## Problem to solve
How many lines in the records below contain the string "rule"? Case matters, and your reply should be the number alone.

## Extracted entries
----------------

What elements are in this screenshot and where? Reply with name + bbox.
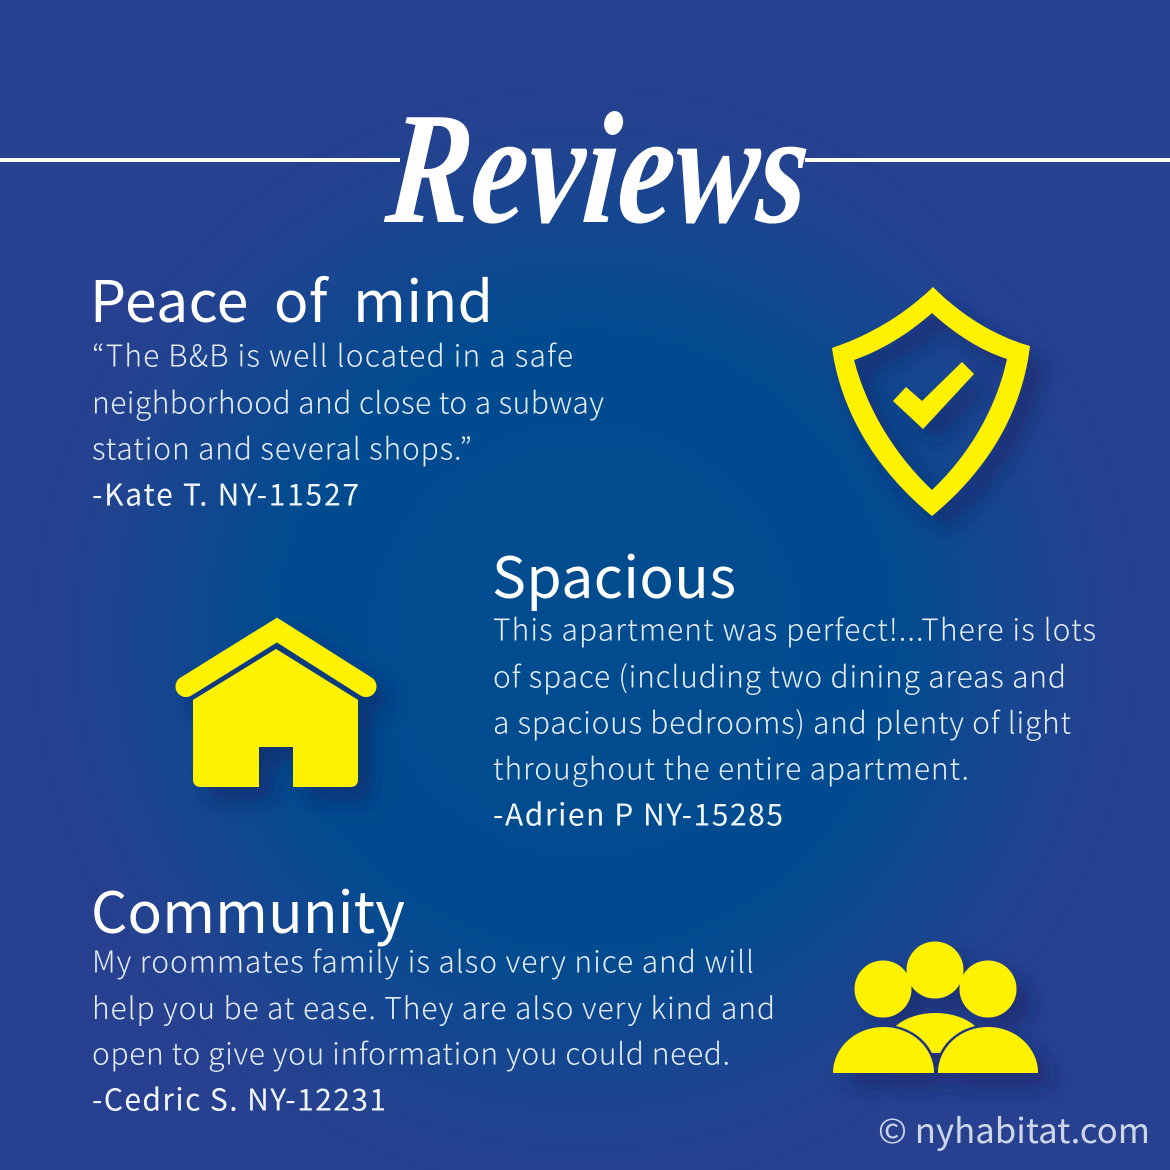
title rule right [805,158,1170,162]
quote: spacious [493,606,1096,789]
icon: group of people [833,942,1038,1073]
icon: shield with check mark [832,287,1030,516]
heading: peace of mind: Peace of mind [90,257,493,339]
attribution: Cedric S.: -Cedric S. NY-12231 [92,1076,386,1120]
panel: peace of mind [90,257,604,515]
quote: community: My roommates family is also very nice and will [92,938,754,982]
quote: spacious: a spacious bedrooms) and plenty of light [493,698,1071,742]
title: Reviews [380,79,816,257]
panel: community [91,868,775,1120]
quote: community: help you be at ease. They are also very kind and [92,984,775,1028]
quote: spacious: of space (including two dining areas and [493,652,1066,696]
attribution: Kate T.: -Kate T. NY-11527 [92,471,359,515]
quote: peace of mind [92,332,604,469]
heading: spacious: Spacious [492,533,736,615]
quote: spacious: This apartment was perfect!...There is lots [493,606,1096,650]
panel: spacious [492,533,1096,835]
title rule left [0,158,400,162]
heading: community: Community [91,868,405,950]
quote: spacious: throughout the entire apartment. [493,745,969,789]
quote: community: open to give you information you could need. [92,1030,730,1074]
quote: community [92,938,775,1074]
attribution: Adrien P: -Adrien P NY-15285 [493,791,783,835]
watermark: © nyhabitat.com [878,1104,1150,1153]
quote: peace of mind: station and several shops.” [92,425,472,469]
quote: peace of mind: “The B&B is well located in a safe [92,332,573,376]
icon: house [186,630,366,787]
quote: peace of mind: neighborhood and close to a subway [92,378,604,422]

----------------

## Complete output
2